### EXERCISE BRIEF
Copy out each of the lines below, word for word and character for character.
::: LISTED RECORDS
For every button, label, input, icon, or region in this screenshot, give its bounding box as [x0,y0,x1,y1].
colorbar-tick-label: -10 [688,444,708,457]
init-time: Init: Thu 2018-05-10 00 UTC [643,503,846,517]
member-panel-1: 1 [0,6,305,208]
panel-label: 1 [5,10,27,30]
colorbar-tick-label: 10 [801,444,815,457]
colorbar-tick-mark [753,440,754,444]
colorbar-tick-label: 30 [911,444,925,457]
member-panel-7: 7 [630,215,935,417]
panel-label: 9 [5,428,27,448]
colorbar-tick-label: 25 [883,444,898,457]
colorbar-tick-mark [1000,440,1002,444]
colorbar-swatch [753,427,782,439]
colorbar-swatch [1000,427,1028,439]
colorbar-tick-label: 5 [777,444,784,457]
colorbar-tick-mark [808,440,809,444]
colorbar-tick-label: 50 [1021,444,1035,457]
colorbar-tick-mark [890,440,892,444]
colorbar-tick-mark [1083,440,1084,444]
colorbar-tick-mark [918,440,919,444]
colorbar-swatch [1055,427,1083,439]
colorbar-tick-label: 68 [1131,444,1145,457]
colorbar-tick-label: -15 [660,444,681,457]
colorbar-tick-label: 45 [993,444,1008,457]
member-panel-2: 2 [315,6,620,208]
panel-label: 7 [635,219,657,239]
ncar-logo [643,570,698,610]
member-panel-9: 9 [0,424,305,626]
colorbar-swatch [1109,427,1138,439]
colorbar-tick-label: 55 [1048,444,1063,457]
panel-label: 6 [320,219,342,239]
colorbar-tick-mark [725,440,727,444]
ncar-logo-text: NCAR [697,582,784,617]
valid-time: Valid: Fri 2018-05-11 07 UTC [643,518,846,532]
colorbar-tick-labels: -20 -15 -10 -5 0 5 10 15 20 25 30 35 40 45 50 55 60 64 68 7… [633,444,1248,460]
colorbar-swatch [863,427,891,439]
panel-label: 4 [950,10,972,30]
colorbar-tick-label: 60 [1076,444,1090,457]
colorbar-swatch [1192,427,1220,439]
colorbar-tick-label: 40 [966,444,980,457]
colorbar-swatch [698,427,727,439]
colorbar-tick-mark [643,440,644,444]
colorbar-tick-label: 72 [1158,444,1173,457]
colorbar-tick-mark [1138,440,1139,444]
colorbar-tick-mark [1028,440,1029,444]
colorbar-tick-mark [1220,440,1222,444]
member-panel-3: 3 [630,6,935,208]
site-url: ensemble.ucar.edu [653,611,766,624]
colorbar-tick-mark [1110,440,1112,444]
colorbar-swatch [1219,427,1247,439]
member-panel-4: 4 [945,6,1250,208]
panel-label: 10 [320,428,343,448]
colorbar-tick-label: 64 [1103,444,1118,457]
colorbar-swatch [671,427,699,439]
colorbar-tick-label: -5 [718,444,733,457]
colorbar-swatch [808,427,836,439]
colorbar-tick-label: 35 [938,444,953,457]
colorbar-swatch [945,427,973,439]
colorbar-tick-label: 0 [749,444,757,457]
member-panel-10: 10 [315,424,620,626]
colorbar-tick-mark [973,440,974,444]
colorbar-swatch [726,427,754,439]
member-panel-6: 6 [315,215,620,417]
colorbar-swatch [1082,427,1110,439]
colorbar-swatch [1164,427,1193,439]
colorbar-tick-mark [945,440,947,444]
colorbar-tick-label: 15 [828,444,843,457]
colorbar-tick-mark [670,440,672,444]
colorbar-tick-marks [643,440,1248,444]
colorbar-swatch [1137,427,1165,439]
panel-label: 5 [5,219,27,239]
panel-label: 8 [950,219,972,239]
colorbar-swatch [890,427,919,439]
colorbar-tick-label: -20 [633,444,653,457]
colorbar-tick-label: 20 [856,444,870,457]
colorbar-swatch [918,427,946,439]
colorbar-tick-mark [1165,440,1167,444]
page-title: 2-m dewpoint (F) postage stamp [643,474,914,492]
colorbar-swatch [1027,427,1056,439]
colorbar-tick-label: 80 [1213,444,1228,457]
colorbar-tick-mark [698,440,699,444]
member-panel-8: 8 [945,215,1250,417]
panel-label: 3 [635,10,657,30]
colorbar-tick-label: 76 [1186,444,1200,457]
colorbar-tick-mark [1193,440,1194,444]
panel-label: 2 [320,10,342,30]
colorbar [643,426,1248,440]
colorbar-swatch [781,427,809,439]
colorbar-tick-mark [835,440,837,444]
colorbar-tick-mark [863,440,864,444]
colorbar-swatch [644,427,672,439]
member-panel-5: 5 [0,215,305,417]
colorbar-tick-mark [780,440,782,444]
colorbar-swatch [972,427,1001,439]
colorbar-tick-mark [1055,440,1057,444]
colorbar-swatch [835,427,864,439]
::::::
### THE COMPLETED TASK
For every button, label, input, icon, or region in this screenshot, give its bounding box as [x0,y0,x1,y1].
colorbar-tick-label: -10 [688,444,708,457]
init-time: Init: Thu 2018-05-10 00 UTC [643,503,846,517]
member-panel-1: 1 [0,6,305,208]
panel-label: 1 [5,10,27,30]
colorbar-tick-label: 10 [801,444,815,457]
colorbar-tick-mark [753,440,754,444]
colorbar-tick-label: 30 [911,444,925,457]
member-panel-7: 7 [630,215,935,417]
panel-label: 9 [5,428,27,448]
colorbar-tick-label: 25 [883,444,898,457]
colorbar-tick-mark [1000,440,1002,444]
colorbar-swatch [753,427,782,439]
colorbar-swatch [1000,427,1028,439]
colorbar-tick-label: 5 [777,444,784,457]
colorbar-tick-mark [808,440,809,444]
colorbar-tick-label: 50 [1021,444,1035,457]
colorbar-tick-mark [890,440,892,444]
colorbar-tick-mark [1083,440,1084,444]
colorbar-tick-mark [918,440,919,444]
colorbar-swatch [1055,427,1083,439]
colorbar-tick-label: 68 [1131,444,1145,457]
colorbar-tick-label: -15 [660,444,681,457]
colorbar-tick-label: 45 [993,444,1008,457]
member-panel-2: 2 [315,6,620,208]
panel-label: 7 [635,219,657,239]
ncar-logo [643,570,698,610]
member-panel-9: 9 [0,424,305,626]
colorbar-swatch [1109,427,1138,439]
colorbar-tick-label: 55 [1048,444,1063,457]
panel-label: 6 [320,219,342,239]
colorbar-tick-mark [725,440,727,444]
ncar-logo-text: NCAR [697,582,784,617]
valid-time: Valid: Fri 2018-05-11 07 UTC [643,518,846,532]
colorbar-tick-labels: -20 -15 -10 -5 0 5 10 15 20 25 30 35 40 45 50 55 60 64 68 7… [633,444,1248,460]
colorbar-swatch [863,427,891,439]
panel-label: 4 [950,10,972,30]
colorbar-tick-label: 60 [1076,444,1090,457]
colorbar-swatch [1192,427,1220,439]
colorbar-tick-label: 40 [966,444,980,457]
colorbar-swatch [698,427,727,439]
colorbar-tick-mark [643,440,644,444]
colorbar-tick-label: 72 [1158,444,1173,457]
colorbar-tick-mark [1138,440,1139,444]
colorbar-tick-mark [1028,440,1029,444]
colorbar-tick-mark [1220,440,1222,444]
member-panel-3: 3 [630,6,935,208]
site-url: ensemble.ucar.edu [653,611,766,624]
colorbar-tick-mark [1110,440,1112,444]
colorbar-swatch [1219,427,1247,439]
member-panel-4: 4 [945,6,1250,208]
panel-label: 10 [320,428,343,448]
colorbar-tick-label: 64 [1103,444,1118,457]
colorbar-swatch [671,427,699,439]
colorbar-tick-label: -5 [718,444,733,457]
colorbar-swatch [808,427,836,439]
colorbar-tick-label: 35 [938,444,953,457]
colorbar-swatch [945,427,973,439]
colorbar-tick-label: 0 [749,444,757,457]
member-panel-10: 10 [315,424,620,626]
colorbar-tick-mark [973,440,974,444]
colorbar-swatch [726,427,754,439]
member-panel-6: 6 [315,215,620,417]
colorbar-swatch [1082,427,1110,439]
colorbar-swatch [1164,427,1193,439]
colorbar-tick-mark [945,440,947,444]
colorbar-tick-label: 15 [828,444,843,457]
colorbar-tick-mark [670,440,672,444]
colorbar-tick-marks [643,440,1248,444]
colorbar-swatch [1137,427,1165,439]
panel-label: 5 [5,219,27,239]
panel-label: 8 [950,219,972,239]
colorbar-swatch [890,427,919,439]
colorbar-tick-label: -20 [633,444,653,457]
colorbar-tick-label: 20 [856,444,870,457]
colorbar-swatch [918,427,946,439]
colorbar-tick-mark [1165,440,1167,444]
page-title: 2-m dewpoint (F) postage stamp [643,474,914,492]
colorbar-swatch [1027,427,1056,439]
colorbar-tick-label: 80 [1213,444,1228,457]
colorbar-tick-mark [698,440,699,444]
member-panel-8: 8 [945,215,1250,417]
panel-label: 3 [635,10,657,30]
colorbar-tick-label: 76 [1186,444,1200,457]
colorbar-tick-mark [1193,440,1194,444]
panel-label: 2 [320,10,342,30]
colorbar [643,426,1248,440]
colorbar-swatch [781,427,809,439]
colorbar-tick-mark [835,440,837,444]
colorbar-tick-mark [863,440,864,444]
colorbar-swatch [644,427,672,439]
member-panel-5: 5 [0,215,305,417]
colorbar-tick-mark [780,440,782,444]
colorbar-swatch [972,427,1001,439]
colorbar-tick-mark [1055,440,1057,444]
colorbar-swatch [835,427,864,439]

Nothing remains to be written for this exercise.